What's amazing is we are all so much alike. Yet, we all have a different story. I used to walk to work when I lived in New York City. 18 million people. am still overwhelmed by this, every time I walk the streets of New York. 18 million people. 18 million stories being written right then. Stories of heartache and triumph, time wasted, lives redeemed. Everything that has ever happened is happening again right now. And everything that is happening right now is taking us exactly to where we need to be. Everything is happening for a reason. It's brought all of us to this point in time, to exactly where you are, where I am, where you are. We just have to stop and notice it.

I remember a few years ago, when I first moved to New York. It was cold November afternoon, and I went to Rockefeller Center. My office used to be above the stage at Radio City Music Hall. I scheduled lunch with my daughter at this restaurant by the ice rink. And this restaurant was right at the ice rink level downstairs, and I waited for her. She was running a little late. I watched this woman. When I saw her first, she was frumpy, plain, and she had cheap clothing. She looked so tired. I remember when I first looked at her, I thought she was around 40. Then I looked at her again and I continued to watch her. She looked maybe 50 or older. She just looked so tired.

She sat down to change into her skate, and she pulled out of this bag a pair of ice skates. They weren't the rentals. They looked expensive. And they didn't match her. They didn't match what she was wearing. She was a frumpy, old tired woman, and she had these beautiful expensive skates. And I began to wonder who is she.

As I watched her through the glass, that idea went from a fleeting thought to a profound question. Because when she stepped on the ice, she transformed. All of a sudden, this woman, who I had just imagined was a faceless accountant was an artist. She was as graceful as a ballet dancer. She floated over the ice. Just a split second before, she looked heavy and frumpy and now she was floating and graceful and she was perfect. It was a pivot point for me because I began to wonder about her childhood. I began to wonder how would was she when she began to skate. Was she a former Olympian? Was she a professional? Had she hurt herself and she wasn't able to pursue her dreams? Did she not make the cut? Maybe, worse yet, she had never tried?

I began to wonder about her entire life because I saw a change. This is who she was. The look of the accountant was the mask. And I began to want to actually follow her back to work and just be invisible and watch people interact with her. I mean how many people in her office knew this about her? How many people pass her in the hallway every single day, people who claim to know her, and miss the beauty and the talent and the profound artist in this simple, humble, invisible woman. Does anybody really even see her?

And then I had a worse thought. Has she ever asked that of herself? Does anybody ever really see me? See, I'm supposed to notice. I think we all are. But I'm supposed to notice. I'm supposed to point out. I'm supposed to lift up. I'm supposed to affirm.

Task objective
Can you continue the reflection on the ice skater at Rockefeller Center, picking up right after its last line, "I'm supposed to affirm."?

Material
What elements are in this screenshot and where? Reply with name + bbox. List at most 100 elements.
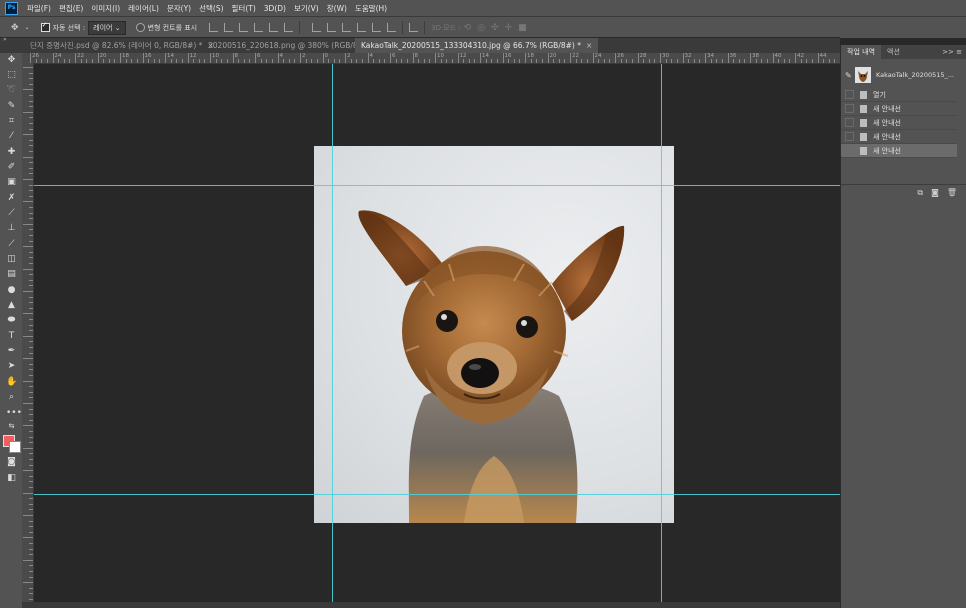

Answer for the task
We are all in trouble. All of us are in trouble. Our kids are turning to sex and drugs. Our kids are turning to stuff. Nothing has meaning. They're killing. They are being killed, and I have begun to believe here, in the last year, that maybe it's not the stuff that we're doing. Maybe it's not all of that. It's the stuff that we are not doing. We are not seeing each other. We no longer listen to each other. We are in this unbelievable world of communication now, and we are becoming more alone and more isolated. We are doing it because we believe that stuff makes us happy and others will fulfill us. That beauty or fitness is the secret or money is our god. We have more PhDs, more education, more years studying than anyone in the history of the world, and yet we can't seem to find a simple answer to some of our simplest problems, and our families are falling apart.

I want you to know that I'm on a journey. I want you to know that I am profoundly changing, and I don't know what all of that means. But I wanted to have this chat with you this morning because I don't want to ever leave you with the impression that I have any answers – because I don't.

I have theories. I know what I believe, and I have faith. But anybody who says that they have all the answers, that they can fix you or they can fix a problem bigger than themselves, they are a liar. They're ignorant, delusional, or they're Jesus. And I can tell you right now, I haven't hired Jesus, so anybody on this show that says that, they are a liar. What we are supposed to do is notice. We are supposed to look beyond what the world says about you or about me or about them, whoever they are, because we are in this together.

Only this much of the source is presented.